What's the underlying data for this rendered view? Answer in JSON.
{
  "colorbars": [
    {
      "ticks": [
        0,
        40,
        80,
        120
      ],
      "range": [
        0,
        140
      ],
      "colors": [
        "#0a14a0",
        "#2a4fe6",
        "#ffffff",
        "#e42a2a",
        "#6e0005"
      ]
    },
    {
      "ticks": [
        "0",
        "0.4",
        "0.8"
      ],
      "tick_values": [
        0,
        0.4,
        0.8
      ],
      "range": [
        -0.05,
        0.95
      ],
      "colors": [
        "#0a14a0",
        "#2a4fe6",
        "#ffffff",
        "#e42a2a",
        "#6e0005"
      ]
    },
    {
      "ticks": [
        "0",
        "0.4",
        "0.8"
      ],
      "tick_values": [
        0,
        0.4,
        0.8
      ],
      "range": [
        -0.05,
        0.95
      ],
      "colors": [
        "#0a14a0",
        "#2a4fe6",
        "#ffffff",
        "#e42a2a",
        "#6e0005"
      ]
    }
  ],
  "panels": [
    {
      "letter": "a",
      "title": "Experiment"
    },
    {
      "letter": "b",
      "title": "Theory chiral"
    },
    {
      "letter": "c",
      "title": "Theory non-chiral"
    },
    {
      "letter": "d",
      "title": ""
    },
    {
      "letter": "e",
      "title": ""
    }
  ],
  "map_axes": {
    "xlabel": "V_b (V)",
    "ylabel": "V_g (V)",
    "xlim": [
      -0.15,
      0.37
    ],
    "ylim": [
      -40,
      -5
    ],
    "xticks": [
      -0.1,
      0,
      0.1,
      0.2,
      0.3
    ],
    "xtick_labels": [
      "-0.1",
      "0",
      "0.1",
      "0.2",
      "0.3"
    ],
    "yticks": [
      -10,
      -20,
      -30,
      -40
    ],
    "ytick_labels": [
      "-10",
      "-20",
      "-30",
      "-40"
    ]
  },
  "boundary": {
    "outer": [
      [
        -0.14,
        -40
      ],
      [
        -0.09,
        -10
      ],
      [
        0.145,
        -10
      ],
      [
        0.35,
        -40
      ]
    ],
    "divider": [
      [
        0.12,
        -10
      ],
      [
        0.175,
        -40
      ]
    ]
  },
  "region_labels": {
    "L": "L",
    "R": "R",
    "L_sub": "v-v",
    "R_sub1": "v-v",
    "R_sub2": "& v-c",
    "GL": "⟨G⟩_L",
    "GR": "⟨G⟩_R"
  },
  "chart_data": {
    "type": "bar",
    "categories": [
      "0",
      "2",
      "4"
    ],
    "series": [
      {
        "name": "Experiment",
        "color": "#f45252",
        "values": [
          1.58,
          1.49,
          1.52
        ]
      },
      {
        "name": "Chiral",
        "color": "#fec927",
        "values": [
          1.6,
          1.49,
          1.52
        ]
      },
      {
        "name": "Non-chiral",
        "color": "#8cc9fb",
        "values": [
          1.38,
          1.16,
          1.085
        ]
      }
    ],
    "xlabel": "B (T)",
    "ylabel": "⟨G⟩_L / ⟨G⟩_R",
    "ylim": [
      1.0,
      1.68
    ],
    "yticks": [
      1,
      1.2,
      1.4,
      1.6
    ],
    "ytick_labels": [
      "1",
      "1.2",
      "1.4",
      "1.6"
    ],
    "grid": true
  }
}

______________________________

> **Exercise brief**
Pull out every line of the entries that includes the word "Theory".

> **Solved exercise**
      "title": "Theory chiral"
      "title": "Theory non-chiral"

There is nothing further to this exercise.